▶ _TASK_
Extract the text of every entry below exactly; leave images out.

※

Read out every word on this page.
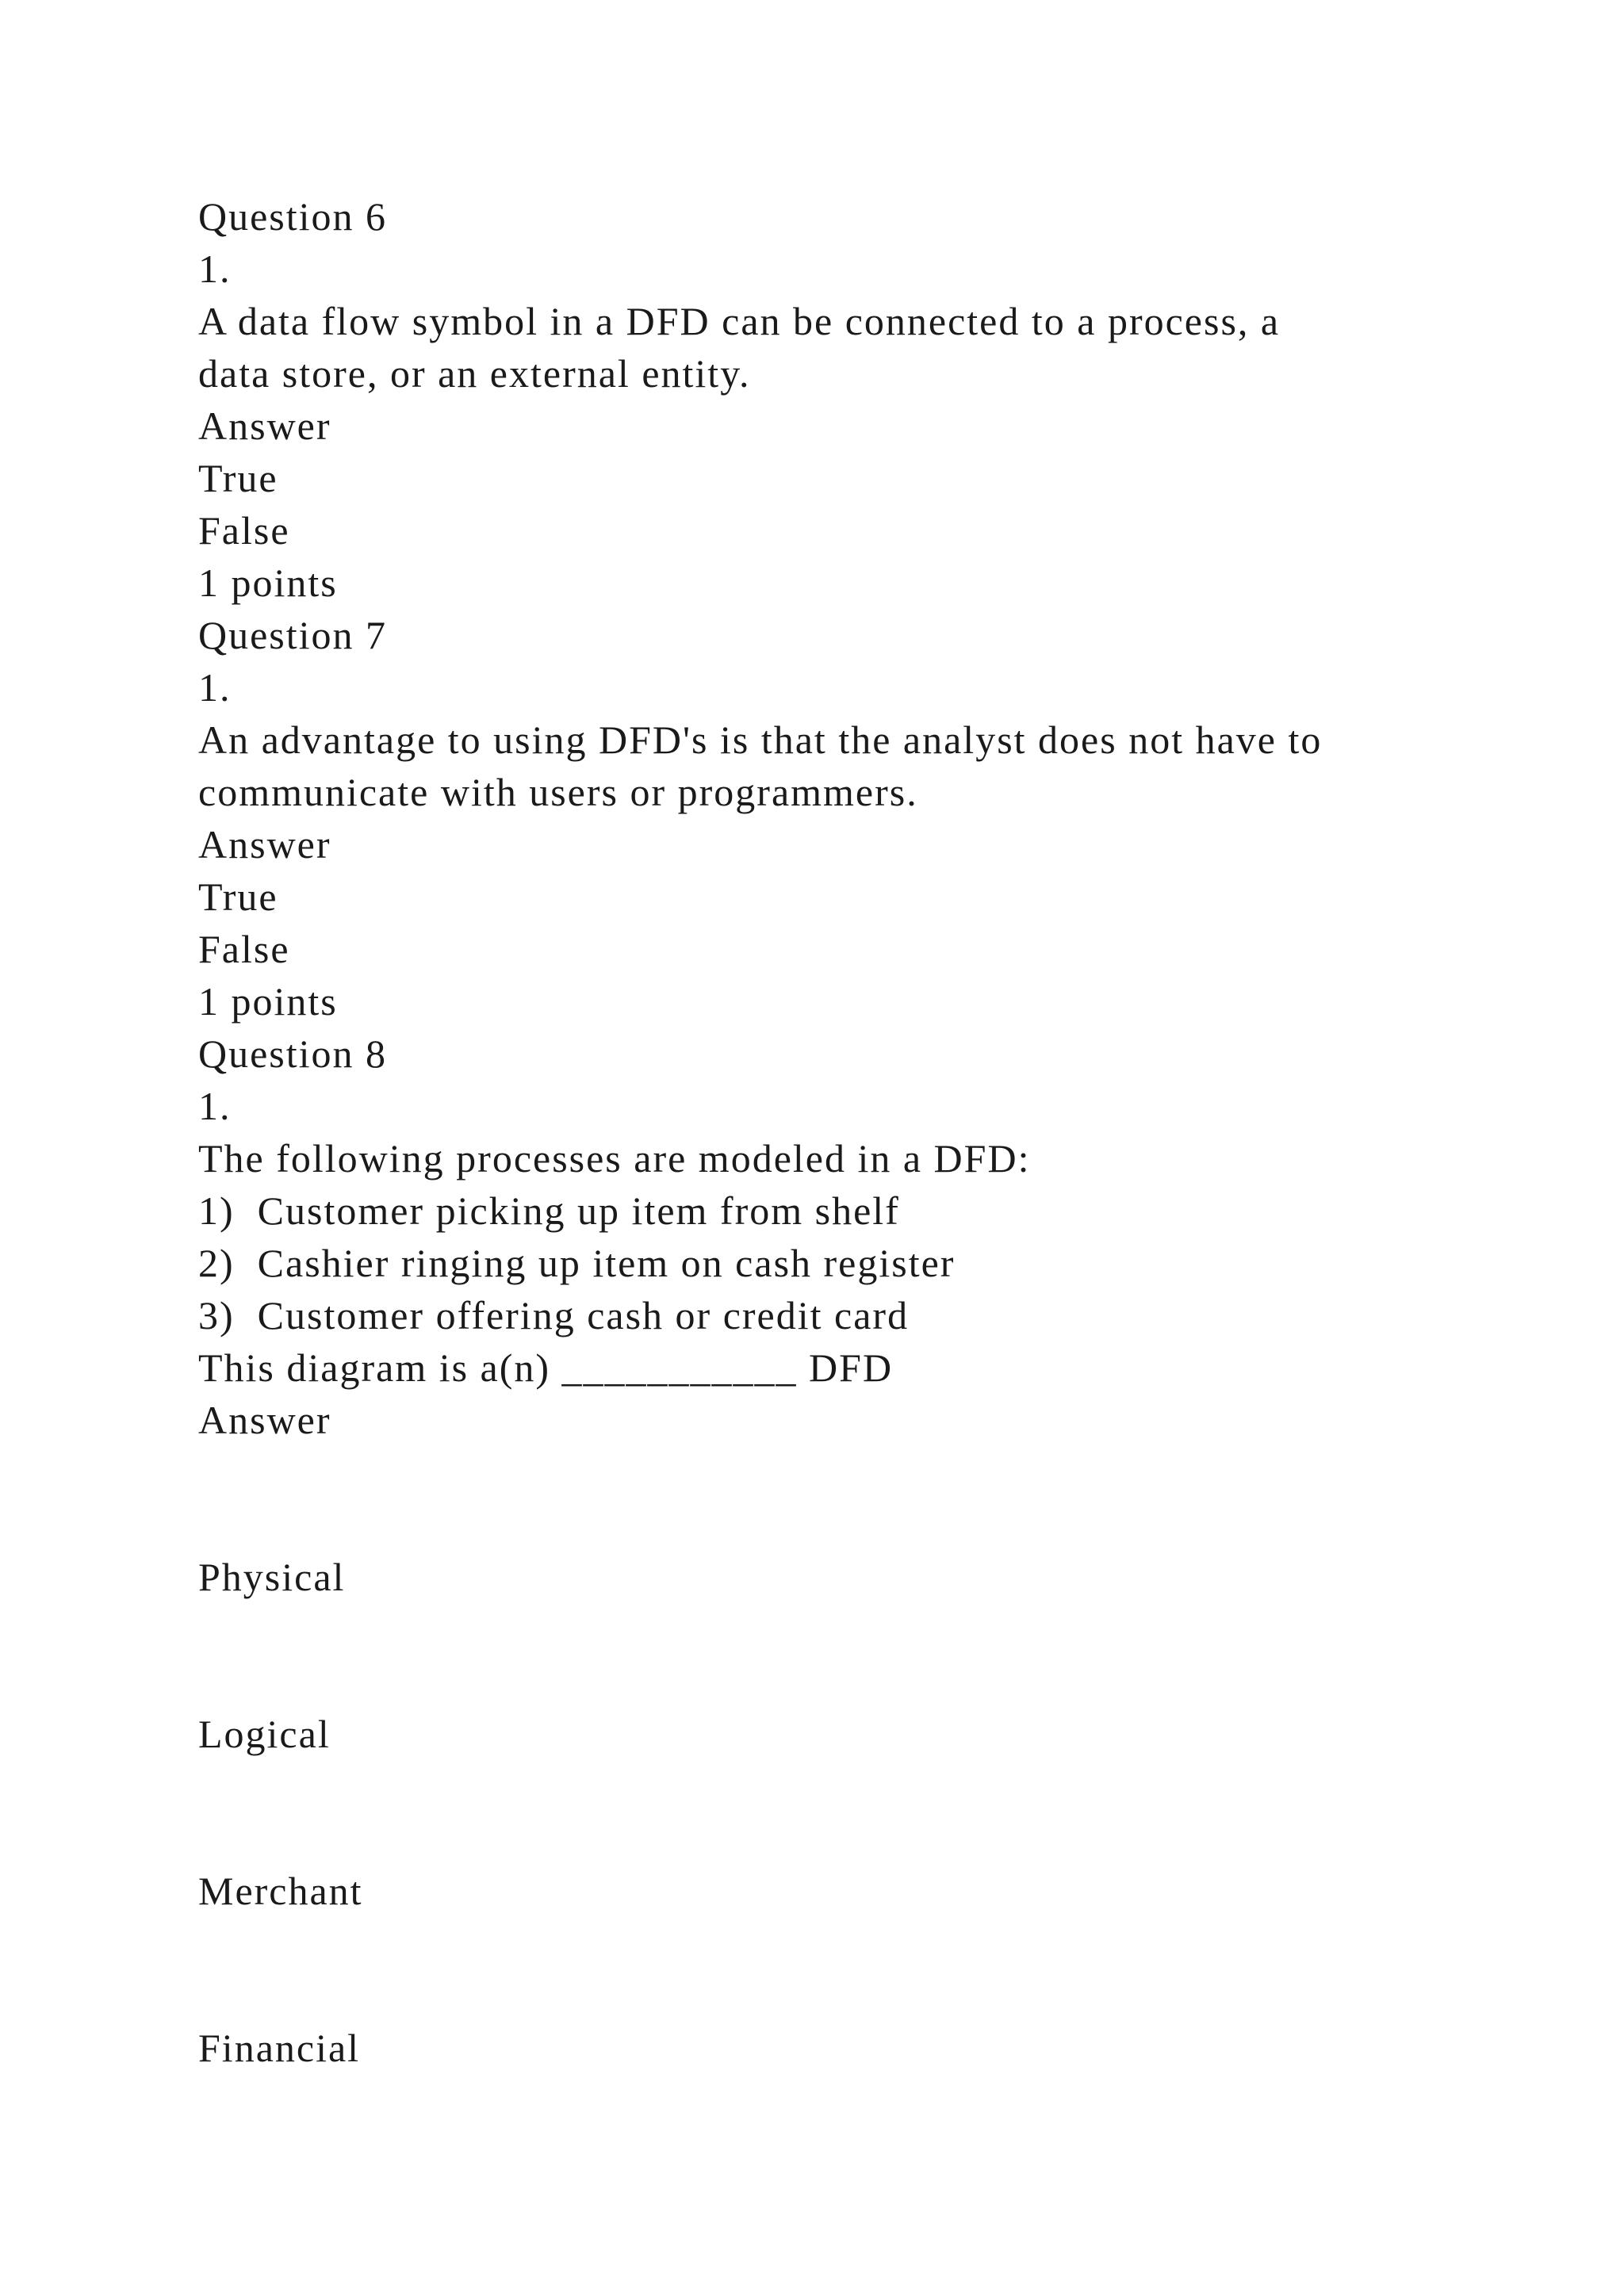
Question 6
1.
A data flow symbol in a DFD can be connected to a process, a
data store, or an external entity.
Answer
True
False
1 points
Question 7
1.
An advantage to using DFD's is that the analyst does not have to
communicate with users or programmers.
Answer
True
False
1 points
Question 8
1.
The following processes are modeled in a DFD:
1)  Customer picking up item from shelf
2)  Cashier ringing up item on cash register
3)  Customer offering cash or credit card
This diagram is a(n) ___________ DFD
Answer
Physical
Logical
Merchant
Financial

※

▶ _CORRECT ANSWER_
Read out every word on this page.
Question 6
1.
A data flow symbol in a DFD can be connected to a process, a
data store, or an external entity.
Answer
True
False
1 points
Question 7
1.
An advantage to using DFD's is that the analyst does not have to
communicate with users or programmers.
Answer
True
False
1 points
Question 8
1.
The following processes are modeled in a DFD:
1)  Customer picking up item from shelf
2)  Cashier ringing up item on cash register
3)  Customer offering cash or credit card
This diagram is a(n) ___________ DFD
Answer
Physical
Logical
Merchant
Financial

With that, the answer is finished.